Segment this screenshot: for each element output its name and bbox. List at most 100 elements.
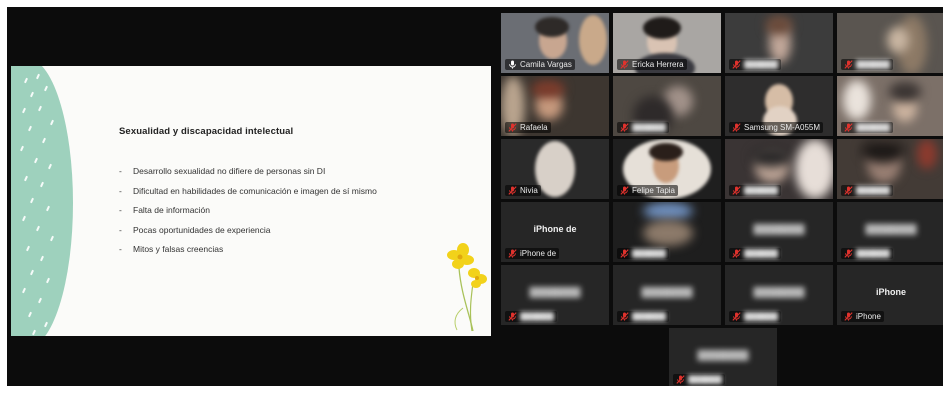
participant-name: iPhone <box>856 312 881 321</box>
participant-name: Ericka Herrera <box>632 60 684 69</box>
video-shape <box>535 17 569 37</box>
participant-name: ██████ <box>632 249 667 258</box>
muted-mic-icon <box>732 312 741 321</box>
muted-mic-icon <box>732 249 741 258</box>
participant-name: ██████ <box>744 60 779 69</box>
participant-name: iPhone de <box>520 249 557 258</box>
muted-mic-icon <box>676 375 685 384</box>
video-shape <box>765 15 793 35</box>
muted-mic-icon <box>844 60 853 69</box>
participant-tile[interactable]: Ericka Herrera <box>613 13 721 73</box>
flower-illustration <box>447 243 487 332</box>
muted-mic-icon <box>508 312 517 321</box>
participant-tile[interactable]: Samsung SM-A055M <box>725 76 833 136</box>
video-call-window: Sexualidad y discapacidad intelectual -D… <box>7 7 943 386</box>
participant-tile[interactable]: Rafaela <box>501 76 609 136</box>
slide-bullet: - Dificultad en habilidades de comunicaci… <box>119 185 377 196</box>
participant-nameplate: ██████ <box>841 185 894 196</box>
participant-name: ██████ <box>632 312 667 321</box>
participant-display-name: iPhone de <box>533 224 577 234</box>
participant-nameplate: ██████ <box>617 311 670 322</box>
participant-display-name: ████████ <box>753 287 805 297</box>
muted-mic-icon <box>620 123 629 132</box>
participant-tile[interactable]: iPhone iPhone <box>837 265 943 325</box>
slide-title: Sexualidad y discapacidad intelectual <box>119 126 294 137</box>
participant-display-name: ████████ <box>641 287 693 297</box>
video-shape <box>861 139 905 163</box>
muted-mic-icon <box>508 186 517 195</box>
participant-name: ██████ <box>856 249 891 258</box>
video-shape <box>579 15 607 65</box>
slide-bullet: - Mitos y falsas creencias <box>119 244 224 254</box>
participant-name: ██████ <box>744 312 779 321</box>
participant-nameplate: ██████ <box>673 374 726 385</box>
participant-nameplate: ██████ <box>729 59 782 70</box>
participant-display-name: ████████ <box>697 350 749 360</box>
video-shape <box>531 80 565 98</box>
participant-name: Samsung SM-A055M <box>744 123 821 132</box>
participant-nameplate: ██████ <box>841 122 894 133</box>
participant-name: ██████ <box>856 123 891 132</box>
slide-bullet-list: - Desarrollo sexualidad no difiere de per… <box>119 166 377 264</box>
participant-display-name: ████████ <box>529 287 581 297</box>
video-shape <box>643 17 681 39</box>
participant-nameplate: iPhone de <box>505 248 560 259</box>
video-shape <box>887 27 909 53</box>
participant-name: ██████ <box>632 123 667 132</box>
participant-tile[interactable]: ██████ <box>725 13 833 73</box>
participant-tile[interactable]: ████████ ██████ <box>501 265 609 325</box>
participant-display-name: ████████ <box>753 224 805 234</box>
participant-tile[interactable]: ████████ ██████ <box>837 202 943 262</box>
participant-display-name: ████████ <box>865 224 917 234</box>
participant-gallery: Camila Vargas Ericka Herrera ██████ ██████ R… <box>501 13 943 386</box>
participant-name: Camila Vargas <box>520 60 572 69</box>
participant-nameplate: ██████ <box>617 122 670 133</box>
video-shape <box>843 80 871 120</box>
video-shape <box>917 139 937 169</box>
video-shape <box>889 82 921 102</box>
participant-tile[interactable]: ████████ ██████ <box>725 202 833 262</box>
muted-mic-icon <box>844 249 853 258</box>
muted-mic-icon <box>620 60 629 69</box>
participant-nameplate: Felipe Tapia <box>617 185 678 196</box>
video-shape <box>535 141 575 197</box>
participant-name: ██████ <box>688 375 723 384</box>
video-shape <box>751 147 791 167</box>
participant-name: ██████ <box>520 312 555 321</box>
participant-tile[interactable]: ██████ <box>613 76 721 136</box>
participant-tile[interactable]: Felipe Tapia <box>613 139 721 199</box>
participant-tile[interactable]: ██████ <box>837 139 943 199</box>
participant-tile[interactable]: ████████ ██████ <box>613 265 721 325</box>
slide-bullet: - Falta de información <box>119 205 211 215</box>
muted-mic-icon <box>732 123 741 132</box>
muted-mic-icon <box>620 249 629 258</box>
mic-icon <box>508 60 517 69</box>
muted-mic-icon <box>620 186 629 195</box>
video-shape <box>643 202 693 220</box>
participant-nameplate: ██████ <box>617 248 670 259</box>
participant-name: Nivia <box>520 186 538 195</box>
slide-bullet: - Desarrollo sexualidad no difiere de per… <box>119 166 326 176</box>
participant-name: Rafaela <box>520 123 548 132</box>
muted-mic-icon <box>620 312 629 321</box>
participant-nameplate: Camila Vargas <box>505 59 575 70</box>
participant-nameplate: ██████ <box>729 248 782 259</box>
participant-nameplate: iPhone <box>841 311 884 322</box>
participant-tile[interactable]: Nivia <box>501 139 609 199</box>
participant-tile[interactable]: ████████ ██████ <box>725 265 833 325</box>
participant-tile[interactable]: ████████ ██████ <box>669 328 777 386</box>
participant-name: ██████ <box>856 186 891 195</box>
muted-mic-icon <box>732 60 741 69</box>
participant-nameplate: ██████ <box>729 311 782 322</box>
participant-tile[interactable]: ██████ <box>725 139 833 199</box>
participant-tile[interactable]: iPhone de iPhone de <box>501 202 609 262</box>
participant-tile[interactable]: Camila Vargas <box>501 13 609 73</box>
participant-tile[interactable]: ██████ <box>837 13 943 73</box>
participant-name: ██████ <box>856 60 891 69</box>
participant-tile[interactable]: ██████ <box>837 76 943 136</box>
participant-nameplate: ██████ <box>841 248 894 259</box>
slide-bullet: - Pocas oportunidades de experiencia <box>119 224 271 235</box>
muted-mic-icon <box>508 123 517 132</box>
muted-mic-icon <box>844 312 853 321</box>
participant-tile[interactable]: ██████ <box>613 202 721 262</box>
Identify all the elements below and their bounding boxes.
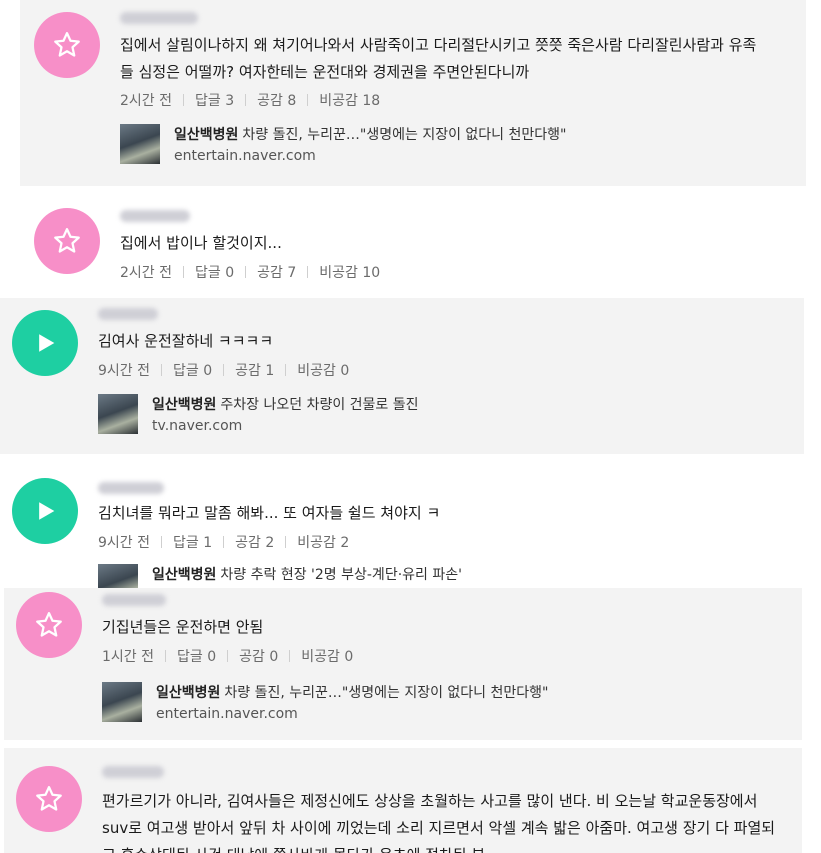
- comment-time: 2시간 전: [120, 93, 172, 109]
- article-thumbnail[interactable]: [98, 394, 138, 434]
- avatar[interactable]: [16, 766, 82, 832]
- comment-meta: 9시간 전 답글 0 공감 1 비공감 0: [98, 360, 349, 380]
- comment-meta: 2시간 전 답글 3 공감 8 비공감 18: [120, 90, 380, 110]
- like-button[interactable]: 공감 0: [239, 646, 278, 666]
- article-source: 일산백병원: [174, 127, 239, 143]
- reply-button[interactable]: 답글 0: [173, 360, 212, 380]
- username-blurred: [102, 594, 166, 606]
- comment-card: 김여사 운전잘하네 ㅋㅋㅋㅋ 9시간 전 답글 0 공감 1 비공감 0 일산백…: [0, 298, 804, 454]
- article-link[interactable]: 일산백병원 차량 돌진, 누리꾼…"생명에는 지장이 없다니 천만다행": [156, 682, 548, 702]
- dislike-button[interactable]: 비공감 0: [301, 646, 353, 666]
- comment-card: 집에서 살림이나하지 왜 쳐기어나와서 사람죽이고 다리절단시키고 쯧쯧 죽은사…: [20, 0, 806, 186]
- avatar[interactable]: [16, 592, 82, 658]
- star-icon: [54, 228, 80, 253]
- like-button[interactable]: 공감 7: [257, 262, 296, 282]
- avatar[interactable]: [34, 208, 100, 274]
- username-blurred: [102, 766, 164, 778]
- comment-card: 집에서 밥이나 할것이지... 2시간 전 답글 0 공감 7 비공감 10: [20, 198, 806, 298]
- article-source: 일산백병원: [152, 397, 217, 413]
- dislike-button[interactable]: 비공감 0: [297, 360, 349, 380]
- avatar[interactable]: [12, 310, 78, 376]
- comment-text: 집에서 살림이나하지 왜 쳐기어나와서 사람죽이고 다리절단시키고 쯧쯧 죽은사…: [120, 36, 757, 81]
- article-thumbnail[interactable]: [98, 564, 138, 588]
- username-blurred: [120, 210, 190, 222]
- comment-time: 1시간 전: [102, 649, 154, 665]
- comment-time: 2시간 전: [120, 265, 172, 281]
- like-button[interactable]: 공감 2: [235, 532, 274, 552]
- username-blurred: [120, 12, 198, 24]
- comment-text: 집에서 밥이나 할것이지...: [120, 234, 282, 252]
- comment-text: 기집년들은 운전하면 안됨: [102, 618, 264, 636]
- star-icon: [36, 612, 62, 637]
- article-link[interactable]: 일산백병원 차량 돌진, 누리꾼…"생명에는 지장이 없다니 천만다행": [174, 124, 566, 144]
- article-url[interactable]: tv.naver.com: [152, 418, 242, 434]
- like-button[interactable]: 공감 1: [235, 360, 274, 380]
- comment-meta: 1시간 전 답글 0 공감 0 비공감 0: [102, 646, 353, 666]
- comment-meta: 2시간 전 답글 0 공감 7 비공감 10: [120, 262, 380, 282]
- article-url[interactable]: entertain.naver.com: [174, 148, 316, 164]
- article-headline: 주차장 나오던 차량이 건물로 돌진: [220, 397, 419, 413]
- comment-card: 기집년들은 운전하면 안됨 1시간 전 답글 0 공감 0 비공감 0 일산백병…: [4, 588, 802, 740]
- avatar[interactable]: [34, 12, 100, 78]
- comment-meta: 9시간 전 답글 1 공감 2 비공감 2: [98, 532, 349, 552]
- star-icon: [36, 786, 62, 811]
- comment-text: 김치녀를 뭐라고 말좀 해봐... 또 여자들 쉴드 쳐야지 ㅋ: [98, 504, 441, 522]
- article-headline: 차량 돌진, 누리꾼…"생명에는 지장이 없다니 천만다행": [242, 127, 567, 143]
- dislike-button[interactable]: 비공감 18: [319, 90, 380, 110]
- avatar[interactable]: [12, 478, 78, 544]
- comment-card: 김치녀를 뭐라고 말좀 해봐... 또 여자들 쉴드 쳐야지 ㅋ 9시간 전 답…: [0, 466, 804, 588]
- reply-button[interactable]: 답글 0: [195, 262, 234, 282]
- reply-button[interactable]: 답글 3: [195, 90, 234, 110]
- comment-text: 김여사 운전잘하네 ㅋㅋㅋㅋ: [98, 332, 274, 350]
- article-headline: 차량 추락 현장 '2명 부상-계단·유리 파손': [220, 567, 462, 583]
- comment-time: 9시간 전: [98, 535, 150, 551]
- article-headline: 차량 돌진, 누리꾼…"생명에는 지장이 없다니 천만다행": [224, 685, 549, 701]
- article-link[interactable]: 일산백병원 주차장 나오던 차량이 건물로 돌진: [152, 394, 419, 414]
- article-thumbnail[interactable]: [102, 682, 142, 722]
- reply-button[interactable]: 답글 0: [177, 646, 216, 666]
- play-icon: [39, 502, 55, 520]
- dislike-button[interactable]: 비공감 10: [319, 262, 380, 282]
- play-icon: [39, 334, 55, 352]
- comment-card: 편가르기가 아니라, 김여사들은 제정신에도 상상을 초월하는 사고를 많이 낸…: [4, 748, 802, 853]
- comment-time: 9시간 전: [98, 363, 150, 379]
- article-source: 일산백병원: [156, 685, 221, 701]
- article-url[interactable]: entertain.naver.com: [156, 706, 298, 722]
- dislike-button[interactable]: 비공감 2: [297, 532, 349, 552]
- reply-button[interactable]: 답글 1: [173, 532, 212, 552]
- username-blurred: [98, 308, 158, 320]
- article-source: 일산백병원: [152, 567, 217, 583]
- article-link[interactable]: 일산백병원 차량 추락 현장 '2명 부상-계단·유리 파손': [152, 564, 462, 584]
- comment-text: 편가르기가 아니라, 김여사들은 제정신에도 상상을 초월하는 사고를 많이 낸…: [102, 792, 776, 853]
- star-icon: [54, 32, 80, 57]
- username-blurred: [98, 482, 164, 494]
- article-thumbnail[interactable]: [120, 124, 160, 164]
- like-button[interactable]: 공감 8: [257, 90, 296, 110]
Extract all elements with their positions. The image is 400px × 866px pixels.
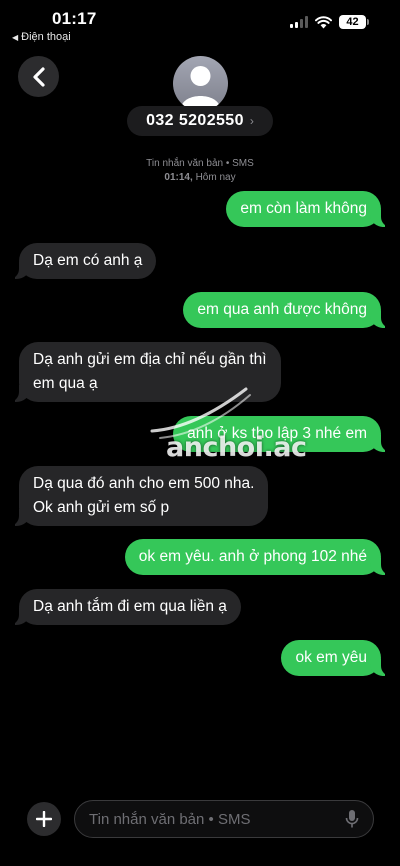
timestamp-time: 01:14, <box>164 172 193 183</box>
back-chevron-icon <box>32 66 45 87</box>
add-attachment-button[interactable] <box>27 802 61 836</box>
message-incoming[interactable]: Dạ em có anh ạ <box>8 243 157 279</box>
message-outgoing[interactable]: ok em yêu <box>281 640 391 676</box>
back-triangle-icon: ◀ <box>12 33 19 42</box>
message-outgoing[interactable]: em còn làm không <box>226 191 391 227</box>
message-line: Ok anh gửi em số p <box>33 499 170 516</box>
message-text: ok em yêu. anh ở phong 102 nhé <box>138 548 367 565</box>
back-button[interactable] <box>18 56 59 97</box>
message-compose-field[interactable] <box>74 800 374 838</box>
battery-level: 42 <box>346 16 359 28</box>
microphone-icon[interactable] <box>345 809 359 829</box>
back-app-label: Điện thoại <box>21 31 71 43</box>
status-icons: 42 <box>290 15 369 29</box>
thread-service-label: Tin nhắn văn bản • SMS <box>146 158 254 169</box>
message-text: em còn làm không <box>240 200 367 217</box>
message-incoming[interactable]: Dạ anh tắm đi em qua liền ạ <box>9 589 241 625</box>
contact-details-button[interactable]: 032 5202550 › <box>127 106 273 136</box>
contact-avatar[interactable] <box>173 56 228 111</box>
person-icon <box>181 66 220 108</box>
messages-screen: 01:17 ◀ Điện thoại 42 032 5202550 › Tin n… <box>0 0 400 866</box>
back-to-app-link[interactable]: ◀ Điện thoại <box>12 31 71 43</box>
message-text: Dạ anh tắm đi em qua liền ạ <box>33 598 227 615</box>
timestamp-day: Hôm nay <box>195 172 236 183</box>
message-outgoing[interactable]: ok em yêu. anh ở phong 102 nhé <box>124 539 392 575</box>
message-text: ok em yêu <box>295 649 367 666</box>
message-text: em qua anh được không <box>197 301 367 318</box>
wifi-icon <box>315 15 332 28</box>
message-outgoing[interactable]: em qua anh được không <box>183 292 391 328</box>
message-line: Dạ qua đó anh cho em 500 nha. <box>33 475 255 492</box>
signal-icon <box>290 16 308 28</box>
message-text: Dạ em có anh ạ <box>33 252 143 269</box>
contact-number: 032 5202550 <box>146 112 244 129</box>
watermark: anchoi.ac <box>166 432 307 463</box>
status-time: 01:17 <box>52 9 97 28</box>
message-input[interactable] <box>89 810 345 828</box>
thread-timestamp: 01:14, Hôm nay <box>0 172 400 183</box>
plus-icon <box>36 811 52 827</box>
message-incoming[interactable]: Dạ qua đó anh cho em 500 nha. Ok anh gửi… <box>8 466 269 526</box>
message-line: Dạ anh gửi em địa chỉ nếu gần thì <box>33 351 267 368</box>
battery-icon: 42 <box>339 15 369 29</box>
chevron-right-icon: › <box>249 114 254 128</box>
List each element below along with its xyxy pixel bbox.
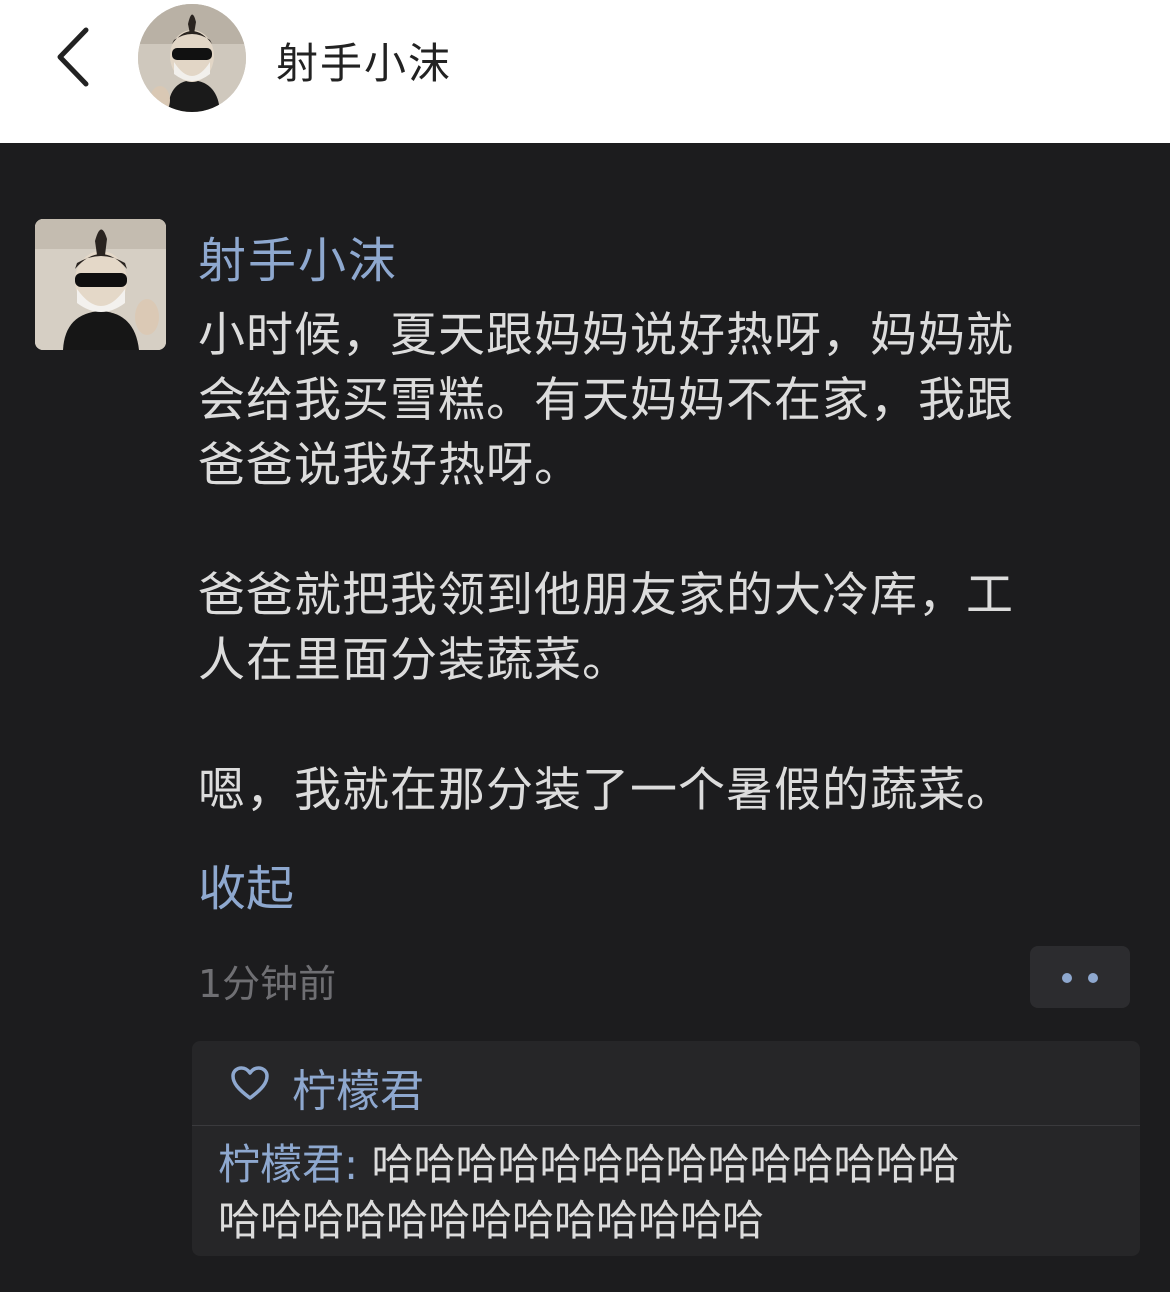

------------------------

Can you reproduce exactly the records starting with the line that contains "participant-name: iPhone <box>856" and going on through the line that contains "participant-name: ██████ <box>632 312"?

RESPONSE TO THE EXERCISE:
participant-name: iPhone <box>856 312 881 321</box>
participant-name: Ericka Herrera <box>632 60 684 69</box>
video-shape <box>535 17 569 37</box>
participant-name: ██████ <box>632 249 667 258</box>
muted-mic-icon <box>732 312 741 321</box>
muted-mic-icon <box>732 249 741 258</box>
participant-name: ██████ <box>744 60 779 69</box>
participant-name: iPhone de <box>520 249 557 258</box>
muted-mic-icon <box>676 375 685 384</box>
video-shape <box>765 15 793 35</box>
muted-mic-icon <box>844 60 853 69</box>
participant-tile[interactable]: Ericka Herrera <box>613 13 721 73</box>
flower-illustration <box>447 243 487 332</box>
muted-mic-icon <box>508 312 517 321</box>
participant-tile[interactable]: Samsung SM-A055M <box>725 76 833 136</box>
video-call-window: Sexualidad y discapacidad intelectual -D… <box>7 7 943 386</box>
participant-tile[interactable]: Rafaela <box>501 76 609 136</box>
slide-bullet: - Dificultad en habilidades de comunicaci… <box>119 185 377 196</box>
participant-nameplate: ██████ <box>841 185 894 196</box>
participant-name: ██████ <box>632 312 667 321</box>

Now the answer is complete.